WHAT IS BEING ASKED: Repeat each line word for word.

DATASET RECORDS:
----
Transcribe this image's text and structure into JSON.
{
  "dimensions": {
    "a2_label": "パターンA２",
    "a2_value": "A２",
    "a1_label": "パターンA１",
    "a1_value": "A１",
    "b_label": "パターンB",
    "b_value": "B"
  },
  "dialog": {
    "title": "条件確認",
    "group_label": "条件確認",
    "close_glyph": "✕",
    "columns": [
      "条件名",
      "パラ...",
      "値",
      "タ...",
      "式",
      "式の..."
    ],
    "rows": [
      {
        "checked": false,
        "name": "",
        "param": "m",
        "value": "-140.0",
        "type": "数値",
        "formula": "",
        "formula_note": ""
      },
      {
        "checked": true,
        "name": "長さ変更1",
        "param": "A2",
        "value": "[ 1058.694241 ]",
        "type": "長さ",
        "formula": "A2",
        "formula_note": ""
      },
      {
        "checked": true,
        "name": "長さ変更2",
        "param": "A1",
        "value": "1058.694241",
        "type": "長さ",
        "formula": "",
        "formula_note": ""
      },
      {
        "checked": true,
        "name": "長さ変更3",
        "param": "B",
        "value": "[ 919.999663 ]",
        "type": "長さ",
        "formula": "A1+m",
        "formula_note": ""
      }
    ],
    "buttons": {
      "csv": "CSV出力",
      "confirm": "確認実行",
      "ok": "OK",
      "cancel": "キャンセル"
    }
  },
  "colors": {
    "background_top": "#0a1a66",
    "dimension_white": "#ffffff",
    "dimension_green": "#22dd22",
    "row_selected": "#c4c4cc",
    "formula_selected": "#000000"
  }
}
----
WRITTEN SOLUTION:
Transcribe this image's text and structure into JSON.
{
  "dimensions": {
    "a2_label": "パターンA２",
    "a2_value": "A２",
    "a1_label": "パターンA１",
    "a1_value": "A１",
    "b_label": "パターンB",
    "b_value": "B"
  },
  "dialog": {
    "title": "条件確認",
    "group_label": "条件確認",
    "close_glyph": "✕",
    "columns": [
      "条件名",
      "パラ...",
      "値",
      "タ...",
      "式",
      "式の..."
    ],
    "rows": [
      {
        "checked": false,
        "name": "",
        "param": "m",
        "value": "-140.0",
        "type": "数値",
        "formula": "",
        "formula_note": ""
      },
      {
        "checked": true,
        "name": "長さ変更1",
        "param": "A2",
        "value": "[ 1058.694241 ]",
        "type": "長さ",
        "formula": "A2",
        "formula_note": ""
      },
      {
        "checked": true,
        "name": "長さ変更2",
        "param": "A1",
        "value": "1058.694241",
        "type": "長さ",
        "formula": "",
        "formula_note": ""
      },
      {
        "checked": true,
        "name": "長さ変更3",
        "param": "B",
        "value": "[ 919.999663 ]",
        "type": "長さ",
        "formula": "A1+m",
        "formula_note": ""
      }
    ],
    "buttons": {
      "csv": "CSV出力",
      "confirm": "確認実行",
      "ok": "OK",
      "cancel": "キャンセル"
    }
  },
  "colors": {
    "background_top": "#0a1a66",
    "dimension_white": "#ffffff",
    "dimension_green": "#22dd22",
    "row_selected": "#c4c4cc",
    "formula_selected": "#000000"
  }
}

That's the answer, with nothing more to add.